Go through the data below and gather each line containing "sender".

SOURCE DATA:

━━━━

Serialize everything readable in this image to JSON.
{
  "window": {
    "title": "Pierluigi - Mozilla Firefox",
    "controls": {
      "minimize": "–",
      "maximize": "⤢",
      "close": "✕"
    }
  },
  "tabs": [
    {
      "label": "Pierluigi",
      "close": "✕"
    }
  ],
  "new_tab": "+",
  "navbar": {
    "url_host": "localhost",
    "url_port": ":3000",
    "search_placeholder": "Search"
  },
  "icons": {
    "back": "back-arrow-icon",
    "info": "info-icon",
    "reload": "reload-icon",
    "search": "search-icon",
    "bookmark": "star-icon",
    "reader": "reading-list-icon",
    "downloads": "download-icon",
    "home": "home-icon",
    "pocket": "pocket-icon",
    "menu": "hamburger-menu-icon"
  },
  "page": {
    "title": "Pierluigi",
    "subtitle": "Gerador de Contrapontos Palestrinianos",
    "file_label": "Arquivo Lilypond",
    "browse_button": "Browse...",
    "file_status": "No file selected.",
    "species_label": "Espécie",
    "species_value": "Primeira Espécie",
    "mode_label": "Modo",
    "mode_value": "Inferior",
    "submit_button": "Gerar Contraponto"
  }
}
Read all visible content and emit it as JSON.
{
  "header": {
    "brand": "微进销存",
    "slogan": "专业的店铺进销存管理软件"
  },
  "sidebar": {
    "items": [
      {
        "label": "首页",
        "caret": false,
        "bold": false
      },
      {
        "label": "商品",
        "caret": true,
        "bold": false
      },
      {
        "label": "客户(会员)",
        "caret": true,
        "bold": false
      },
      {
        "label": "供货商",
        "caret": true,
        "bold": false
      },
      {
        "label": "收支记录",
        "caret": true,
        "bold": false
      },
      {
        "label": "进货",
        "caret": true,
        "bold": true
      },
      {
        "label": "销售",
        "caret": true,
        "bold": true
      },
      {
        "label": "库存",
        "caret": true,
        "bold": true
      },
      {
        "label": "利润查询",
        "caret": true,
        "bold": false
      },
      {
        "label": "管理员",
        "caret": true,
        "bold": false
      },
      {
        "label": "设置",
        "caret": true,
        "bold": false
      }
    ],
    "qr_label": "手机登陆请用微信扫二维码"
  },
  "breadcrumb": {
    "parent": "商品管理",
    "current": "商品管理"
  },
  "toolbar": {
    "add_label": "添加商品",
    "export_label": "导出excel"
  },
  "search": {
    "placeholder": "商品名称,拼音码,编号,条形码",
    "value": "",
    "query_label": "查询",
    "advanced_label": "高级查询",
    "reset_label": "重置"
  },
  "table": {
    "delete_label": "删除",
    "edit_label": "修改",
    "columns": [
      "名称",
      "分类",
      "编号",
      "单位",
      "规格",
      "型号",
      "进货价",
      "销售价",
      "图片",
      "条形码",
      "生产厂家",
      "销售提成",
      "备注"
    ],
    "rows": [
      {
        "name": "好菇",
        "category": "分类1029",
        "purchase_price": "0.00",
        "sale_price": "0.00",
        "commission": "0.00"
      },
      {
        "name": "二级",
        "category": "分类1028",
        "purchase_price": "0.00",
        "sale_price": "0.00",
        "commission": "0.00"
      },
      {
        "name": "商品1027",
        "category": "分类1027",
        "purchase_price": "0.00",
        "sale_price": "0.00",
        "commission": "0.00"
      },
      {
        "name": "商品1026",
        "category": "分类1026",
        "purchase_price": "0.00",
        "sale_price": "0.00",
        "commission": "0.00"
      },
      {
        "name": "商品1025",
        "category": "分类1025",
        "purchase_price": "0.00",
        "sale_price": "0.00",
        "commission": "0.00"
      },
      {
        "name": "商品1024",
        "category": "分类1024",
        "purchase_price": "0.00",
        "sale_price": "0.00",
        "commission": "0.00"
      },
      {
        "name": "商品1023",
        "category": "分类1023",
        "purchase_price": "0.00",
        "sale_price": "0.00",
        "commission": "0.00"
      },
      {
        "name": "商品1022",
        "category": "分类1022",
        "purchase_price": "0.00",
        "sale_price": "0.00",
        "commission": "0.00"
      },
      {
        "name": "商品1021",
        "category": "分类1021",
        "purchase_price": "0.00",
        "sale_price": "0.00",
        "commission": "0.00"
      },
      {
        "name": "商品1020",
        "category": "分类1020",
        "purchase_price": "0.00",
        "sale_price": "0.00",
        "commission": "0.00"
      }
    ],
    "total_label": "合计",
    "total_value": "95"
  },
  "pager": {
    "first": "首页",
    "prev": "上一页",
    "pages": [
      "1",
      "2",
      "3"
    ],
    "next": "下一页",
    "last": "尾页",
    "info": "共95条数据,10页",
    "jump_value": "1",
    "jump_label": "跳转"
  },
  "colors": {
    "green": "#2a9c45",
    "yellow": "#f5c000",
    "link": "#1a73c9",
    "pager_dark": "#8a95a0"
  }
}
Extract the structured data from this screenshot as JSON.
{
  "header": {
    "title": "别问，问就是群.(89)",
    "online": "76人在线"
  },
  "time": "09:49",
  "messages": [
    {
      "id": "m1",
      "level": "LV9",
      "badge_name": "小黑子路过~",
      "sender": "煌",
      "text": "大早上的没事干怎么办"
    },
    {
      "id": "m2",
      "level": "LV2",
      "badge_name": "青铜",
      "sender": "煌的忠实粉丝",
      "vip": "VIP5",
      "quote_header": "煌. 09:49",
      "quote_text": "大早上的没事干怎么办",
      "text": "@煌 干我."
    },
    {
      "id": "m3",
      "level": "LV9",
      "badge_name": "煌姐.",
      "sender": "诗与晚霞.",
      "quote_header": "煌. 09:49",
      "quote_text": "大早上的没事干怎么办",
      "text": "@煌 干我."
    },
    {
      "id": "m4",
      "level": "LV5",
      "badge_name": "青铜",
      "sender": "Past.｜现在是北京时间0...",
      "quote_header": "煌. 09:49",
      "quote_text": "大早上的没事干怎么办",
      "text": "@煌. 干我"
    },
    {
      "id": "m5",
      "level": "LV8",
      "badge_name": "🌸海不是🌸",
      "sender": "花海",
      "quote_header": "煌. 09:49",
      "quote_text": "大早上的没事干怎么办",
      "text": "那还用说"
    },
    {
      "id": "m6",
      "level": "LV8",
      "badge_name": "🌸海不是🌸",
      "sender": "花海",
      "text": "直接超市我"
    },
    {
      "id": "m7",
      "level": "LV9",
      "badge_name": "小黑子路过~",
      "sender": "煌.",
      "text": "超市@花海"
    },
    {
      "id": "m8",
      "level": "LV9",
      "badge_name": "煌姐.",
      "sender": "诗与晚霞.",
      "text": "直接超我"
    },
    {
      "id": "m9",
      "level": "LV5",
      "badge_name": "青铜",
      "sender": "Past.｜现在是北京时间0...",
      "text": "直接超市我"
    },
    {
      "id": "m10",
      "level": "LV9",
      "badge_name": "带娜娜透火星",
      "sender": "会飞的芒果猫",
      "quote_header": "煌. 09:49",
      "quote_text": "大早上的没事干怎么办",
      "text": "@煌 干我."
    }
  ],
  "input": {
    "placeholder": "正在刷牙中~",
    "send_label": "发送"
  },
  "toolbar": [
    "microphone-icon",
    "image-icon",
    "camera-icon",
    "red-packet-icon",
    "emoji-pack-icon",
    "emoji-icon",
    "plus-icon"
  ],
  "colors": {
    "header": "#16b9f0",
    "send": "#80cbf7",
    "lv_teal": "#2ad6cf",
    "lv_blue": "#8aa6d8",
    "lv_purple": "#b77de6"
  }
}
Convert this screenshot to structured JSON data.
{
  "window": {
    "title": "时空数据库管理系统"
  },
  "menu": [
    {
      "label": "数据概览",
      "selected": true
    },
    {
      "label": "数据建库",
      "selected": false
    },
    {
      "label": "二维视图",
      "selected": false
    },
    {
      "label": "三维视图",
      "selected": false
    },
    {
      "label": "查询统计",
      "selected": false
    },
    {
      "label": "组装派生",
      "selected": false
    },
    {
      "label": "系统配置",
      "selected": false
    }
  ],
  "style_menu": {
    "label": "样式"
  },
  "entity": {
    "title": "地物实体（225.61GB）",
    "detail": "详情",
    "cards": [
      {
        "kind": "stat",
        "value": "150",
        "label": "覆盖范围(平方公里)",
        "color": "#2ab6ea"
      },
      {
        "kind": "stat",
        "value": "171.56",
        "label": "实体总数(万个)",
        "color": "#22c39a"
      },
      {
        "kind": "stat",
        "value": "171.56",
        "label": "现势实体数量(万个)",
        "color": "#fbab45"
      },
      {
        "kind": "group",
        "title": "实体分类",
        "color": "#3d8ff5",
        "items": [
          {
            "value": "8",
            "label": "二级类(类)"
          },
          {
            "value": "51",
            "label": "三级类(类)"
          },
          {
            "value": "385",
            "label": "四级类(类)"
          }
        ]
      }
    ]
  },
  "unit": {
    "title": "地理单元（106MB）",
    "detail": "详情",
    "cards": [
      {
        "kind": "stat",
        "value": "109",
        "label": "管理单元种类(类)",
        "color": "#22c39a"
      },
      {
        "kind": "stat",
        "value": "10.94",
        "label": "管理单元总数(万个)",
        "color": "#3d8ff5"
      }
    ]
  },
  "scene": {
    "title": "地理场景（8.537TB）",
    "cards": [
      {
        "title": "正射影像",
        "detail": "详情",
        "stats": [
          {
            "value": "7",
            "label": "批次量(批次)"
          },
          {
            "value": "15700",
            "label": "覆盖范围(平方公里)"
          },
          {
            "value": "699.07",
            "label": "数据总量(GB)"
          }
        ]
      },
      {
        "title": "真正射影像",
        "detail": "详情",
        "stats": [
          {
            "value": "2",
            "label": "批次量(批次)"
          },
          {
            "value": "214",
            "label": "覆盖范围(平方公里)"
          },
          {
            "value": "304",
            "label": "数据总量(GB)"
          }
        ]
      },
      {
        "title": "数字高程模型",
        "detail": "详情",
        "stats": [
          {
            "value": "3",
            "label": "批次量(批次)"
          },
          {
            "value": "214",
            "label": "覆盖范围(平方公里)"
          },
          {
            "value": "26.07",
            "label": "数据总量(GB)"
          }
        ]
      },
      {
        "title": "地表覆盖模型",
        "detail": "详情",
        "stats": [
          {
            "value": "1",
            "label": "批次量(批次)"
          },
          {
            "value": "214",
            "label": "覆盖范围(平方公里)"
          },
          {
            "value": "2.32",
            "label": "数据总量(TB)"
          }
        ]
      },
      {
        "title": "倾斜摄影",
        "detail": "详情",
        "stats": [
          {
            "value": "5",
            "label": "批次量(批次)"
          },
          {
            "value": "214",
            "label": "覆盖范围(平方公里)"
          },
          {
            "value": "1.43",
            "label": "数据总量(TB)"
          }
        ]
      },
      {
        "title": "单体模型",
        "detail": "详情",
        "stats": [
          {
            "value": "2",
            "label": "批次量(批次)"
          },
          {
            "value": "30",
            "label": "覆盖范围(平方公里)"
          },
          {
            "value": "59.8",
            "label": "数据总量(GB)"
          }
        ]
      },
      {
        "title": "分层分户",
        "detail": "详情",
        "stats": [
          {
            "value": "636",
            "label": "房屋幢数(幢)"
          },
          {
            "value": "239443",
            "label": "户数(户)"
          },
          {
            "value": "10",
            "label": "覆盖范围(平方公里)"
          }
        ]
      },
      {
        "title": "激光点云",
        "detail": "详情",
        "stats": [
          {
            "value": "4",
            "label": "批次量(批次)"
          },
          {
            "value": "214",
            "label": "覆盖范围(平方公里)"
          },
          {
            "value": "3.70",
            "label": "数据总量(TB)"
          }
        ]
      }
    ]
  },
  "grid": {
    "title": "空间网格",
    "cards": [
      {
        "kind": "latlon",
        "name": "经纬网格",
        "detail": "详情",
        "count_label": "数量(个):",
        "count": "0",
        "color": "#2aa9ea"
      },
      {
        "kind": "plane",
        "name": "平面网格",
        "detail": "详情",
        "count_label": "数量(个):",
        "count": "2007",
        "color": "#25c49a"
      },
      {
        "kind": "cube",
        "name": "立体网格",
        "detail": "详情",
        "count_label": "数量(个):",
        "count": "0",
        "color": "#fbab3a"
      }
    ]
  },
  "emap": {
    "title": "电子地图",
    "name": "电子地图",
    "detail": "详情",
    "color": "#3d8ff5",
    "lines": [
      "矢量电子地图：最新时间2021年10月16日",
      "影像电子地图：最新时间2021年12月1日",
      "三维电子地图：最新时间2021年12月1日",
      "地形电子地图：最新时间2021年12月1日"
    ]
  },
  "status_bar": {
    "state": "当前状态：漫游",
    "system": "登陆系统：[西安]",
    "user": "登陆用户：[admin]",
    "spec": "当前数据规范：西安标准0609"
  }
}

━━━━

SOLUTION FOR THIS PROBLEM:
      "sender": "煌",
      "sender": "煌的忠实粉丝",
      "sender": "诗与晚霞.",
      "sender": "Past.｜现在是北京时间0...",
      "sender": "花海",
      "sender": "花海",
      "sender": "煌.",
      "sender": "诗与晚霞.",
      "sender": "Past.｜现在是北京时间0...",
      "sender": "会飞的芒果猫",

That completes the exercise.